Set problem: Can you transcribe every line exactly and leave the pictures behind?

Records supplied:
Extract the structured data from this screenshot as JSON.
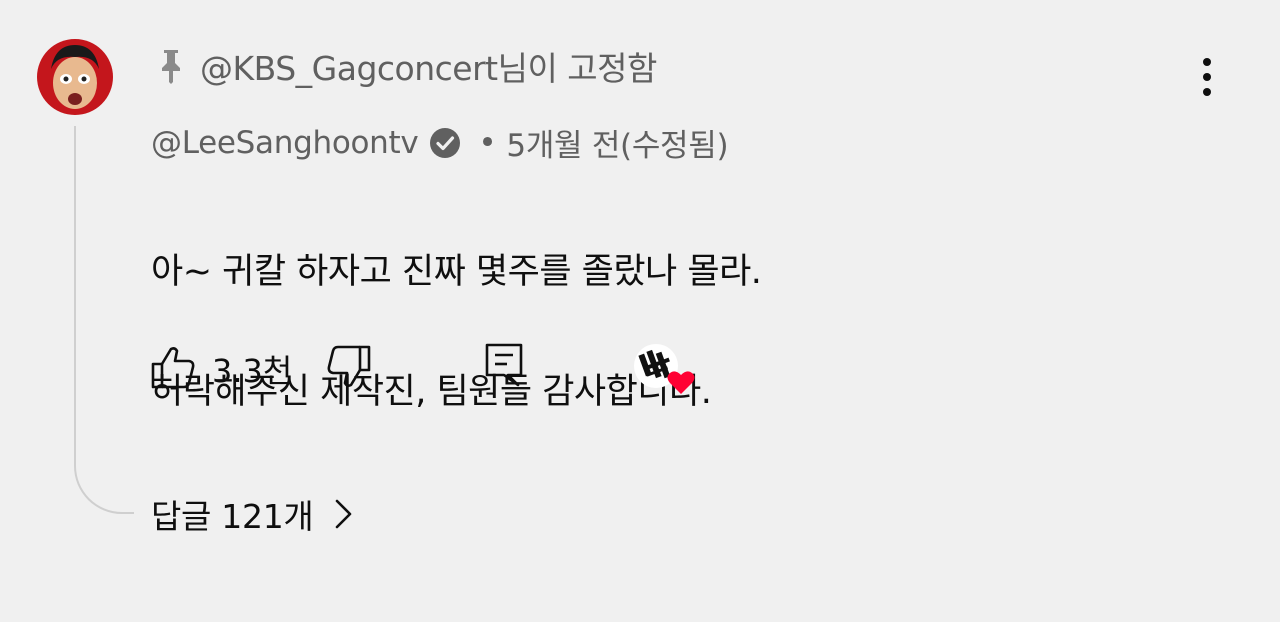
{
  "comment": {
    "pinned_label": "@KBS_Gagconcert님이 고정함",
    "author": "@LeeSanghoontv",
    "separator": "•",
    "timestamp": "5개월 전(수정됨)",
    "line1": "아~ 귀칼 하자고 진짜 몇주를 졸랐나 몰라.",
    "line2": "허락해주신 제작진, 팀원들 감사합니다."
  },
  "actions": {
    "like_count": "3.3천"
  },
  "replies": {
    "label": "답글 121개"
  },
  "icons": {
    "pin": "pin-icon",
    "verified": "verified-check-icon",
    "more": "more-vertical-icon",
    "like": "thumbs-up-icon",
    "dislike": "thumbs-down-icon",
    "reply": "comment-reply-icon",
    "heart": "creator-heart-icon",
    "chevron": "chevron-right-icon"
  },
  "colors": {
    "background": "#f0f0f0",
    "text_primary": "#0f0f0f",
    "text_secondary": "#606060",
    "heart": "#ff0033"
  }
}
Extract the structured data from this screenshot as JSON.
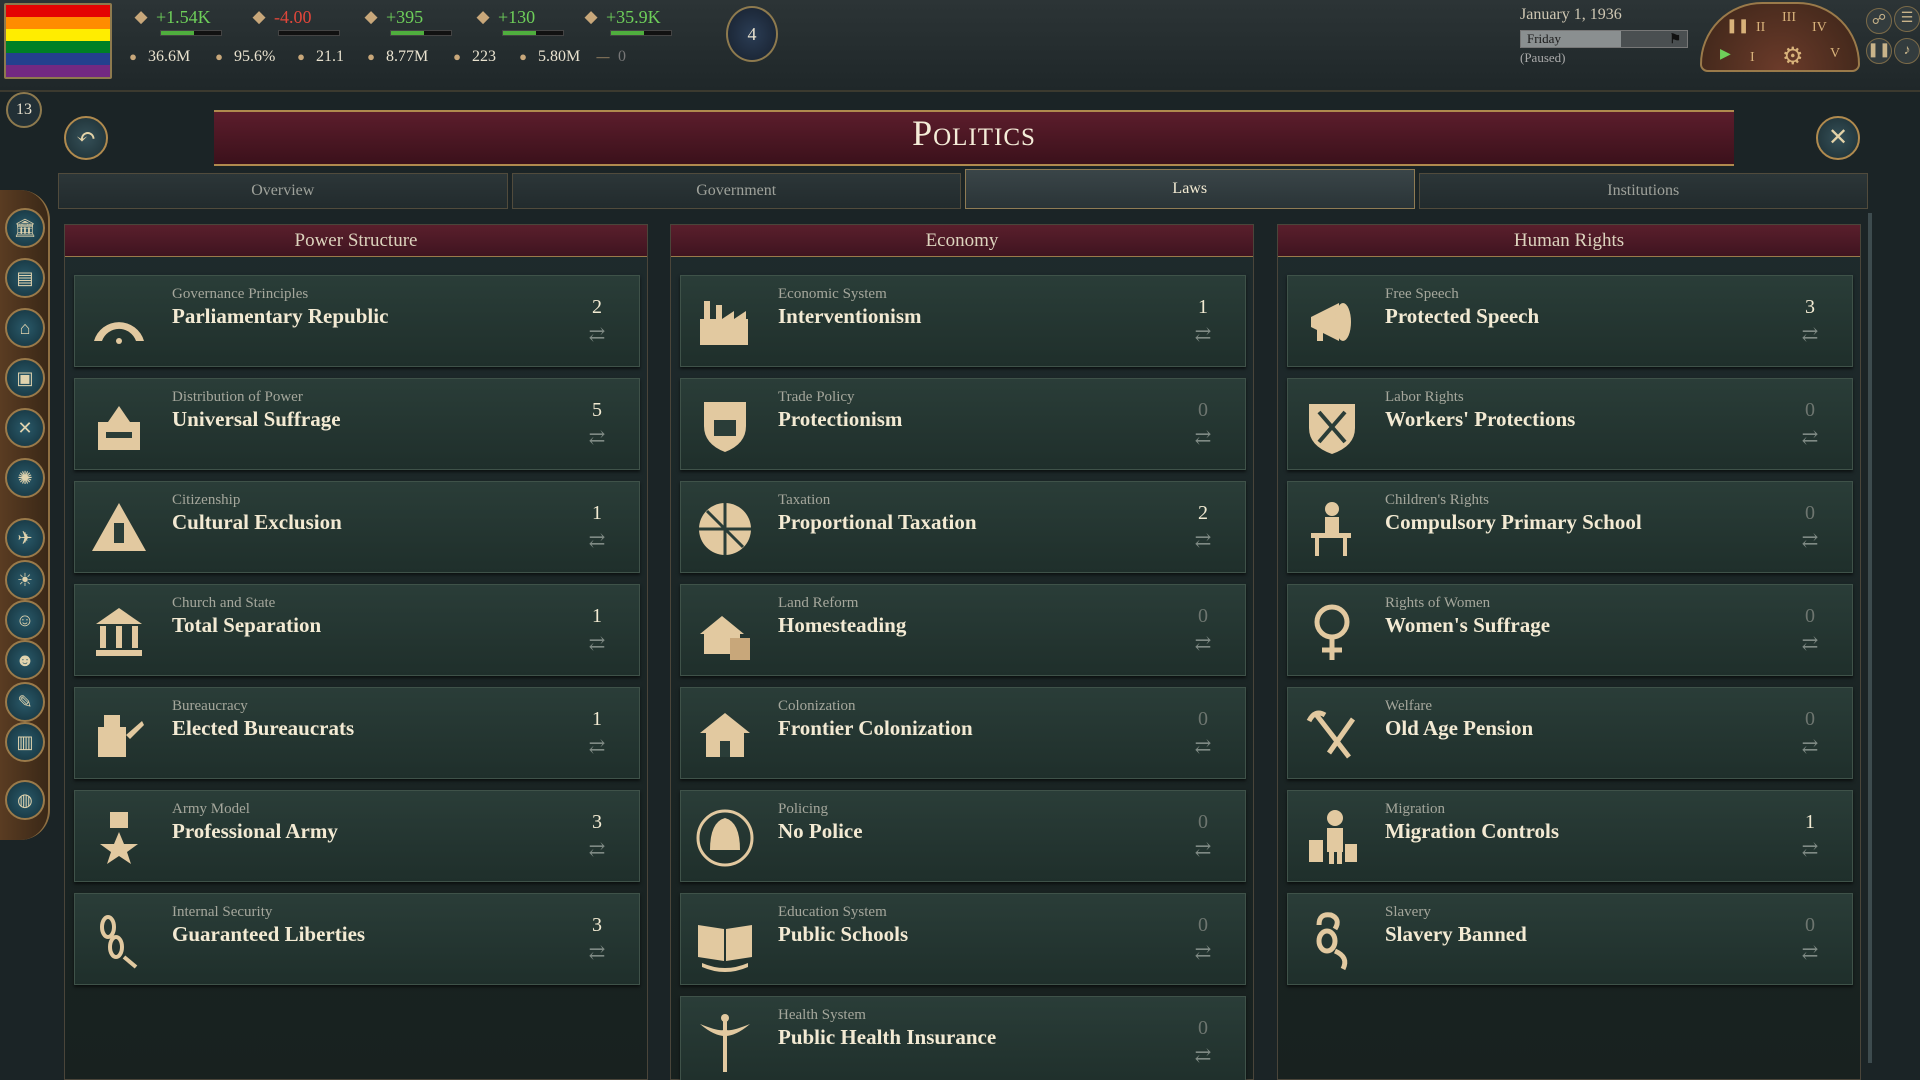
{
  "topbar": {
    "stats_top": [
      {
        "icon": "authority-icon",
        "value": "+1.54K",
        "tone": "pos"
      },
      {
        "icon": "bureaucracy-icon",
        "value": "-4.00",
        "tone": "neg"
      },
      {
        "icon": "influence-icon",
        "value": "+395",
        "tone": "pos"
      },
      {
        "icon": "convoy-icon",
        "value": "+130",
        "tone": "pos"
      },
      {
        "icon": "treasury-icon",
        "value": "+35.9K",
        "tone": "pos"
      }
    ],
    "stats_bottom": [
      {
        "icon": "gdp-icon",
        "value": "36.6M"
      },
      {
        "icon": "literacy-icon",
        "value": "95.6%"
      },
      {
        "icon": "standard-of-living-icon",
        "value": "21.1"
      },
      {
        "icon": "population-icon",
        "value": "8.77M"
      },
      {
        "icon": "army-icon",
        "value": "223"
      },
      {
        "icon": "prestige-icon",
        "value": "5.80M"
      },
      {
        "icon": "zero-counter-icon",
        "value": "0"
      }
    ],
    "day_marker": "4",
    "date": "January 1, 1936",
    "weekday": "Friday",
    "paused": "(Paused)",
    "speed_labels": [
      "II",
      "III",
      "IV",
      "V",
      "I"
    ],
    "turn_badge": "13"
  },
  "panel": {
    "title": "Politics",
    "back_label": "↶",
    "close_label": "✕",
    "tabs": [
      {
        "label": "Overview"
      },
      {
        "label": "Government"
      },
      {
        "label": "Laws"
      },
      {
        "label": "Institutions"
      }
    ],
    "active_tab": "Laws"
  },
  "columns": [
    {
      "header": "Power Structure",
      "laws": [
        {
          "category": "Governance Principles",
          "name": "Parliamentary Republic",
          "count": "2",
          "icon": "parliament-icon"
        },
        {
          "category": "Distribution of Power",
          "name": "Universal Suffrage",
          "count": "5",
          "icon": "ballot-box-icon"
        },
        {
          "category": "Citizenship",
          "name": "Cultural Exclusion",
          "count": "1",
          "icon": "raised-hand-icon"
        },
        {
          "category": "Church and State",
          "name": "Total Separation",
          "count": "1",
          "icon": "courthouse-icon"
        },
        {
          "category": "Bureaucracy",
          "name": "Elected Bureaucrats",
          "count": "1",
          "icon": "ballot-scroll-icon"
        },
        {
          "category": "Army Model",
          "name": "Professional Army",
          "count": "3",
          "icon": "medal-star-icon"
        },
        {
          "category": "Internal Security",
          "name": "Guaranteed Liberties",
          "count": "3",
          "icon": "broken-chain-icon"
        }
      ]
    },
    {
      "header": "Economy",
      "laws": [
        {
          "category": "Economic System",
          "name": "Interventionism",
          "count": "1",
          "icon": "factory-icon"
        },
        {
          "category": "Trade Policy",
          "name": "Protectionism",
          "count": "0",
          "icon": "shield-factory-icon"
        },
        {
          "category": "Taxation",
          "name": "Proportional Taxation",
          "count": "2",
          "icon": "pie-chart-icon"
        },
        {
          "category": "Land Reform",
          "name": "Homesteading",
          "count": "0",
          "icon": "land-pound-icon"
        },
        {
          "category": "Colonization",
          "name": "Frontier Colonization",
          "count": "0",
          "icon": "house-icon"
        },
        {
          "category": "Policing",
          "name": "No Police",
          "count": "0",
          "icon": "police-helmet-icon"
        },
        {
          "category": "Education System",
          "name": "Public Schools",
          "count": "0",
          "icon": "open-book-icon"
        },
        {
          "category": "Health System",
          "name": "Public Health Insurance",
          "count": "0",
          "icon": "caduceus-icon"
        }
      ]
    },
    {
      "header": "Human Rights",
      "laws": [
        {
          "category": "Free Speech",
          "name": "Protected Speech",
          "count": "3",
          "icon": "megaphone-icon"
        },
        {
          "category": "Labor Rights",
          "name": "Workers' Protections",
          "count": "0",
          "icon": "tools-shield-icon"
        },
        {
          "category": "Children's Rights",
          "name": "Compulsory Primary School",
          "count": "0",
          "icon": "school-desk-icon"
        },
        {
          "category": "Rights of Women",
          "name": "Women's Suffrage",
          "count": "0",
          "icon": "venus-icon"
        },
        {
          "category": "Welfare",
          "name": "Old Age Pension",
          "count": "0",
          "icon": "cane-icon"
        },
        {
          "category": "Migration",
          "name": "Migration Controls",
          "count": "1",
          "icon": "migrant-icon"
        },
        {
          "category": "Slavery",
          "name": "Slavery Banned",
          "count": "0",
          "icon": "broken-shackle-icon"
        }
      ]
    }
  ],
  "swap_glyph": "⇄",
  "colors": {
    "positive": "#6ecf5a",
    "negative": "#e0463a",
    "banner": "#5c1d2c",
    "card": "#2a3d38",
    "gold": "#b08a4e"
  }
}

Exercise solution:
Extract the structured data from this screenshot as JSON.
{
  "comment": {
    "pinned_label": "@KBS_Gagconcert님이 고정함",
    "author": "@LeeSanghoontv",
    "separator": "•",
    "timestamp": "5개월 전(수정됨)",
    "line1": "아~ 귀칼 하자고 진짜 몇주를 졸랐나 몰라.",
    "line2": "허락해주신 제작진, 팀원들 감사합니다."
  },
  "actions": {
    "like_count": "3.3천"
  },
  "replies": {
    "label": "답글 121개"
  },
  "icons": {
    "pin": "pin-icon",
    "verified": "verified-check-icon",
    "more": "more-vertical-icon",
    "like": "thumbs-up-icon",
    "dislike": "thumbs-down-icon",
    "reply": "comment-reply-icon",
    "heart": "creator-heart-icon",
    "chevron": "chevron-right-icon"
  },
  "colors": {
    "background": "#f0f0f0",
    "text_primary": "#0f0f0f",
    "text_secondary": "#606060",
    "heart": "#ff0033"
  }
}
Extract the structured data from this screenshot as JSON.
{
  "topbar": {
    "stats_top": [
      {
        "icon": "authority-icon",
        "value": "+1.54K",
        "tone": "pos"
      },
      {
        "icon": "bureaucracy-icon",
        "value": "-4.00",
        "tone": "neg"
      },
      {
        "icon": "influence-icon",
        "value": "+395",
        "tone": "pos"
      },
      {
        "icon": "convoy-icon",
        "value": "+130",
        "tone": "pos"
      },
      {
        "icon": "treasury-icon",
        "value": "+35.9K",
        "tone": "pos"
      }
    ],
    "stats_bottom": [
      {
        "icon": "gdp-icon",
        "value": "36.6M"
      },
      {
        "icon": "literacy-icon",
        "value": "95.6%"
      },
      {
        "icon": "standard-of-living-icon",
        "value": "21.1"
      },
      {
        "icon": "population-icon",
        "value": "8.77M"
      },
      {
        "icon": "army-icon",
        "value": "223"
      },
      {
        "icon": "prestige-icon",
        "value": "5.80M"
      },
      {
        "icon": "zero-counter-icon",
        "value": "0"
      }
    ],
    "day_marker": "4",
    "date": "January 1, 1936",
    "weekday": "Friday",
    "paused": "(Paused)",
    "speed_labels": [
      "II",
      "III",
      "IV",
      "V",
      "I"
    ],
    "turn_badge": "13"
  },
  "panel": {
    "title": "Politics",
    "back_label": "↶",
    "close_label": "✕",
    "tabs": [
      {
        "label": "Overview"
      },
      {
        "label": "Government"
      },
      {
        "label": "Laws"
      },
      {
        "label": "Institutions"
      }
    ],
    "active_tab": "Laws"
  },
  "columns": [
    {
      "header": "Power Structure",
      "laws": [
        {
          "category": "Governance Principles",
          "name": "Parliamentary Republic",
          "count": "2",
          "icon": "parliament-icon"
        },
        {
          "category": "Distribution of Power",
          "name": "Universal Suffrage",
          "count": "5",
          "icon": "ballot-box-icon"
        },
        {
          "category": "Citizenship",
          "name": "Cultural Exclusion",
          "count": "1",
          "icon": "raised-hand-icon"
        },
        {
          "category": "Church and State",
          "name": "Total Separation",
          "count": "1",
          "icon": "courthouse-icon"
        },
        {
          "category": "Bureaucracy",
          "name": "Elected Bureaucrats",
          "count": "1",
          "icon": "ballot-scroll-icon"
        },
        {
          "category": "Army Model",
          "name": "Professional Army",
          "count": "3",
          "icon": "medal-star-icon"
        },
        {
          "category": "Internal Security",
          "name": "Guaranteed Liberties",
          "count": "3",
          "icon": "broken-chain-icon"
        }
      ]
    },
    {
      "header": "Economy",
      "laws": [
        {
          "category": "Economic System",
          "name": "Interventionism",
          "count": "1",
          "icon": "factory-icon"
        },
        {
          "category": "Trade Policy",
          "name": "Protectionism",
          "count": "0",
          "icon": "shield-factory-icon"
        },
        {
          "category": "Taxation",
          "name": "Proportional Taxation",
          "count": "2",
          "icon": "pie-chart-icon"
        },
        {
          "category": "Land Reform",
          "name": "Homesteading",
          "count": "0",
          "icon": "land-pound-icon"
        },
        {
          "category": "Colonization",
          "name": "Frontier Colonization",
          "count": "0",
          "icon": "house-icon"
        },
        {
          "category": "Policing",
          "name": "No Police",
          "count": "0",
          "icon": "police-helmet-icon"
        },
        {
          "category": "Education System",
          "name": "Public Schools",
          "count": "0",
          "icon": "open-book-icon"
        },
        {
          "category": "Health System",
          "name": "Public Health Insurance",
          "count": "0",
          "icon": "caduceus-icon"
        }
      ]
    },
    {
      "header": "Human Rights",
      "laws": [
        {
          "category": "Free Speech",
          "name": "Protected Speech",
          "count": "3",
          "icon": "megaphone-icon"
        },
        {
          "category": "Labor Rights",
          "name": "Workers' Protections",
          "count": "0",
          "icon": "tools-shield-icon"
        },
        {
          "category": "Children's Rights",
          "name": "Compulsory Primary School",
          "count": "0",
          "icon": "school-desk-icon"
        },
        {
          "category": "Rights of Women",
          "name": "Women's Suffrage",
          "count": "0",
          "icon": "venus-icon"
        },
        {
          "category": "Welfare",
          "name": "Old Age Pension",
          "count": "0",
          "icon": "cane-icon"
        },
        {
          "category": "Migration",
          "name": "Migration Controls",
          "count": "1",
          "icon": "migrant-icon"
        },
        {
          "category": "Slavery",
          "name": "Slavery Banned",
          "count": "0",
          "icon": "broken-shackle-icon"
        }
      ]
    }
  ],
  "swap_glyph": "⇄",
  "colors": {
    "positive": "#6ecf5a",
    "negative": "#e0463a",
    "banner": "#5c1d2c",
    "card": "#2a3d38",
    "gold": "#b08a4e"
  }
}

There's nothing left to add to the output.